— BEGIN —
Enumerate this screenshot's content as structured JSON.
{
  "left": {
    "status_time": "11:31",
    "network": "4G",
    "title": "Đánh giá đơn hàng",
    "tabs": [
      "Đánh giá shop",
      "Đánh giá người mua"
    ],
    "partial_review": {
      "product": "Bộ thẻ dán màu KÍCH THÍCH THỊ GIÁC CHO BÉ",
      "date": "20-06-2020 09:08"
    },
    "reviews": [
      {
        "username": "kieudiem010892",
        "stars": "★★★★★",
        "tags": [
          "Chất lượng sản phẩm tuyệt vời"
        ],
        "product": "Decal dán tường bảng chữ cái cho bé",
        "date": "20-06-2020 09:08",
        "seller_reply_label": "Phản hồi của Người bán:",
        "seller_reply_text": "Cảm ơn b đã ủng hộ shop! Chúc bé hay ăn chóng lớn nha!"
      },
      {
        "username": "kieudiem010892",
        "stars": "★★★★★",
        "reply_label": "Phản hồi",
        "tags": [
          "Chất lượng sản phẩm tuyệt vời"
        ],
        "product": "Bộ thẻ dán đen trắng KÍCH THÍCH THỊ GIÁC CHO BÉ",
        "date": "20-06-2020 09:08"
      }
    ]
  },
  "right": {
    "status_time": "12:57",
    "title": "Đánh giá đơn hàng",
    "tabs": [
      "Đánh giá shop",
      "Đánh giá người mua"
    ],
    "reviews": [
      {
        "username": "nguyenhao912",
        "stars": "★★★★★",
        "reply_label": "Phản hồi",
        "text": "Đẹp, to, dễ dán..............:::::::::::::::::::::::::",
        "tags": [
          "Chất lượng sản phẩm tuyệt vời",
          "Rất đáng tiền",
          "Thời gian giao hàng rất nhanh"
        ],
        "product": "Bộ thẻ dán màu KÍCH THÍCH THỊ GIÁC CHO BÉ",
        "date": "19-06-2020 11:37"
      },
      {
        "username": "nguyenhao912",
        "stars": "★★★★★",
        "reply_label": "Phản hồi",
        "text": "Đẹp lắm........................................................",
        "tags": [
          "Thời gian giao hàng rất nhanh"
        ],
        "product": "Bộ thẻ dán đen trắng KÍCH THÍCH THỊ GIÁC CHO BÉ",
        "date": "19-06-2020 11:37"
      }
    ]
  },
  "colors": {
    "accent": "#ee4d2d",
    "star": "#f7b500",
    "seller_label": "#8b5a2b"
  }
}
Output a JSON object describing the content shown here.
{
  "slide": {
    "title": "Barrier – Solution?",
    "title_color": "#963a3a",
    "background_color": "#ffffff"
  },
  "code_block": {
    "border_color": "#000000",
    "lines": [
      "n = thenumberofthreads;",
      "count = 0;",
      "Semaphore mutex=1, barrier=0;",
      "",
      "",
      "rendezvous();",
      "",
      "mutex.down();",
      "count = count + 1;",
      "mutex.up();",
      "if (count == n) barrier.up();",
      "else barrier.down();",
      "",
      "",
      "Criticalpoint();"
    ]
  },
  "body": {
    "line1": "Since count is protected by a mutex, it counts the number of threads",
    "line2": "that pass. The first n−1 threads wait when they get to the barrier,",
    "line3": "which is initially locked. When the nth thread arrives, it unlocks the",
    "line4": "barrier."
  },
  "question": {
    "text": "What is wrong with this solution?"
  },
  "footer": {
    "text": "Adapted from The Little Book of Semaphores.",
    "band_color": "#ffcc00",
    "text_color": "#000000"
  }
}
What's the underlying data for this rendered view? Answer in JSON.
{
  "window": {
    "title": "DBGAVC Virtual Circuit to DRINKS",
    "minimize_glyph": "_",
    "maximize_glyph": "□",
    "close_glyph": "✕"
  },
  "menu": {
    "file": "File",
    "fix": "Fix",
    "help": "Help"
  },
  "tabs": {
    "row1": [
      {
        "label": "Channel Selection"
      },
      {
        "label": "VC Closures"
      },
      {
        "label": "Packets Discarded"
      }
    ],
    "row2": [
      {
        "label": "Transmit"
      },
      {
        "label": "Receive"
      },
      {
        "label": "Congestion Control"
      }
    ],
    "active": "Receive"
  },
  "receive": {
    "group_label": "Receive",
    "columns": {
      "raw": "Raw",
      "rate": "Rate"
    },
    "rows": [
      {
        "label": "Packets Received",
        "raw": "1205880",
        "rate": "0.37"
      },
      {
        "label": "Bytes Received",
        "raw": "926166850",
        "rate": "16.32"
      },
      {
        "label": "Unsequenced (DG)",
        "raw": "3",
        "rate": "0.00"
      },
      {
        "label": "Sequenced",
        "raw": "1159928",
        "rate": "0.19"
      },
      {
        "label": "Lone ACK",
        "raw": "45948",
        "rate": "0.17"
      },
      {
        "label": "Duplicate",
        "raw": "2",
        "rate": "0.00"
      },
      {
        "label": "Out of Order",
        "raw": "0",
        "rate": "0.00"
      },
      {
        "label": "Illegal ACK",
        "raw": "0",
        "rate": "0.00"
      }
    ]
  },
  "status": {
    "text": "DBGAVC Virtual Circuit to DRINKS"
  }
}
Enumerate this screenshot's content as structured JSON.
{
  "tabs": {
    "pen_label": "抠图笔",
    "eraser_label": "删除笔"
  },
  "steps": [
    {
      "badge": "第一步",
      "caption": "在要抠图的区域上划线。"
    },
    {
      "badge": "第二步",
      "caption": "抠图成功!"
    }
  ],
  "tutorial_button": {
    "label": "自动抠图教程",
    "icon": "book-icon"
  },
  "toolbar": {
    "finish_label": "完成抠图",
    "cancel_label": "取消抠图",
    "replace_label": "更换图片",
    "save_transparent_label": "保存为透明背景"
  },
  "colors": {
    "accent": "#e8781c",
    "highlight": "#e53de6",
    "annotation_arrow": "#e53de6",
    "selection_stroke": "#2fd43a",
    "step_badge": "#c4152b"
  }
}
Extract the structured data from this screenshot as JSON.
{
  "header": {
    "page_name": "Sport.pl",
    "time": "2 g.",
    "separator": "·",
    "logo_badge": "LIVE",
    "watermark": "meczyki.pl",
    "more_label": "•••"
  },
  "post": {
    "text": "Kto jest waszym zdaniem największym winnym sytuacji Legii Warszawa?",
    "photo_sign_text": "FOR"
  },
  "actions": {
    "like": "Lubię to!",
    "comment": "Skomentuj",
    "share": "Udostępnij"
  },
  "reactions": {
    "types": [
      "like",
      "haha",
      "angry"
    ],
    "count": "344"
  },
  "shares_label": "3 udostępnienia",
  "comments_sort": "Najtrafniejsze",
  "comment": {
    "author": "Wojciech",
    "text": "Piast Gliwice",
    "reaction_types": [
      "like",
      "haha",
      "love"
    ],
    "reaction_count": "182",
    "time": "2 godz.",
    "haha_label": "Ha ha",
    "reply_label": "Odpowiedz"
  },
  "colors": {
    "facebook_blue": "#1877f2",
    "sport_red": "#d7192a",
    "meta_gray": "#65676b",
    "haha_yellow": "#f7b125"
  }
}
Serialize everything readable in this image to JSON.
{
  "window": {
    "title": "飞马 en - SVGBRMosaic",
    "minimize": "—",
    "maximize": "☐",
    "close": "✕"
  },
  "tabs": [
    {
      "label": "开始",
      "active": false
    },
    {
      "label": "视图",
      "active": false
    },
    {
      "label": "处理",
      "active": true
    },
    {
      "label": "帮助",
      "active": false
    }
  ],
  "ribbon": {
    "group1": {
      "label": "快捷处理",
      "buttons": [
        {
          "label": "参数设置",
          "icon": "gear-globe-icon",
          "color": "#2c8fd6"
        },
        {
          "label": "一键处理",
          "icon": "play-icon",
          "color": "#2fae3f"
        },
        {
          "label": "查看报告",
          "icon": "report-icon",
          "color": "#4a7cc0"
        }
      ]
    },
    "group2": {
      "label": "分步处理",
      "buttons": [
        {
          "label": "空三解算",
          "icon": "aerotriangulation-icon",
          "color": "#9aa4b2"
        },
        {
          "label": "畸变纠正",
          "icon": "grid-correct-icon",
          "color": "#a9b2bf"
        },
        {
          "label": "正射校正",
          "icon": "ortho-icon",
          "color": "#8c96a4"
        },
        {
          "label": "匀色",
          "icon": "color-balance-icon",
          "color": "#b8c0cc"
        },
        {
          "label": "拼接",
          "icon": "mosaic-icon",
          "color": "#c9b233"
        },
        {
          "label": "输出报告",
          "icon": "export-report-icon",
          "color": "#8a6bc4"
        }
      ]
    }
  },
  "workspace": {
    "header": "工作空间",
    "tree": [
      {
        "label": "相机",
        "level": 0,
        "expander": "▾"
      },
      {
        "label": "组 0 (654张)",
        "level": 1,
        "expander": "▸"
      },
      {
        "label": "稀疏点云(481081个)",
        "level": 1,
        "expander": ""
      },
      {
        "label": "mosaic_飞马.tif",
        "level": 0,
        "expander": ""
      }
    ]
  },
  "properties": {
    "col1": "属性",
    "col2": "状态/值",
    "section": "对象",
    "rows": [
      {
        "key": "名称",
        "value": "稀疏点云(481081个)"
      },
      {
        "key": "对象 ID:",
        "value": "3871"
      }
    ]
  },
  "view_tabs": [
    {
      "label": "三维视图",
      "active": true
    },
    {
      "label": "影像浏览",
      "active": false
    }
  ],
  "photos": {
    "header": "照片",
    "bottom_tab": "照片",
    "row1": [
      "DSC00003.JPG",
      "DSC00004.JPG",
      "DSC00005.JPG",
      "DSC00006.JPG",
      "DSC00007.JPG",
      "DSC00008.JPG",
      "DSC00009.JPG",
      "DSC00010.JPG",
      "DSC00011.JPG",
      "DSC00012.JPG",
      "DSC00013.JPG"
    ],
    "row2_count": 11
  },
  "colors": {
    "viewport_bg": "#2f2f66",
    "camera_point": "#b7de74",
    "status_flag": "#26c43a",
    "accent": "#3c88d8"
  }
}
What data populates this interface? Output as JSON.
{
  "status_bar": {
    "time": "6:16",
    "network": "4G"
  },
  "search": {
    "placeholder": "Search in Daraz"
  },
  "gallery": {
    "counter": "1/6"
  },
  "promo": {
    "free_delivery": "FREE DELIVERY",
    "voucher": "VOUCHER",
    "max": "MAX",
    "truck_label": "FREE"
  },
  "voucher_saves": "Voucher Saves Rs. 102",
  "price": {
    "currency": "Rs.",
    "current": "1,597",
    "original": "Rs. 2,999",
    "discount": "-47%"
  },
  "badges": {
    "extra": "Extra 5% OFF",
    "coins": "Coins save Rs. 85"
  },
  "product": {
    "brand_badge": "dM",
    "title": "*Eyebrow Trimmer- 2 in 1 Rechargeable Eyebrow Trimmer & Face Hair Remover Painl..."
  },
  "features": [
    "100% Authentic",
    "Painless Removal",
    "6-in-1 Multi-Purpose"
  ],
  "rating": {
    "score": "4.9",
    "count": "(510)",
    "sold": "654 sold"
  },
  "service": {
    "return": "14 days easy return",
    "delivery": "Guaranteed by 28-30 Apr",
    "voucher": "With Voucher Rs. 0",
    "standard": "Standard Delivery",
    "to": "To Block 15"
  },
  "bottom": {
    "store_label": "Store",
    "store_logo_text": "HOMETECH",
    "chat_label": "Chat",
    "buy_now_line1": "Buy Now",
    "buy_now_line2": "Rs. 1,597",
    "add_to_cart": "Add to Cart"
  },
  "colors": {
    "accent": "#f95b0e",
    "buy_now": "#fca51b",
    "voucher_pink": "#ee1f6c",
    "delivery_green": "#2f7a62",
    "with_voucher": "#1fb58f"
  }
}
— END —
**Stated task**. Go through the listing above and list every line that has the word "data".

**Task output**.
What's the underlying data for this rendered view? Answer in JSON.
Extract the structured data from this screenshot as JSON.
What data populates this interface? Output as JSON.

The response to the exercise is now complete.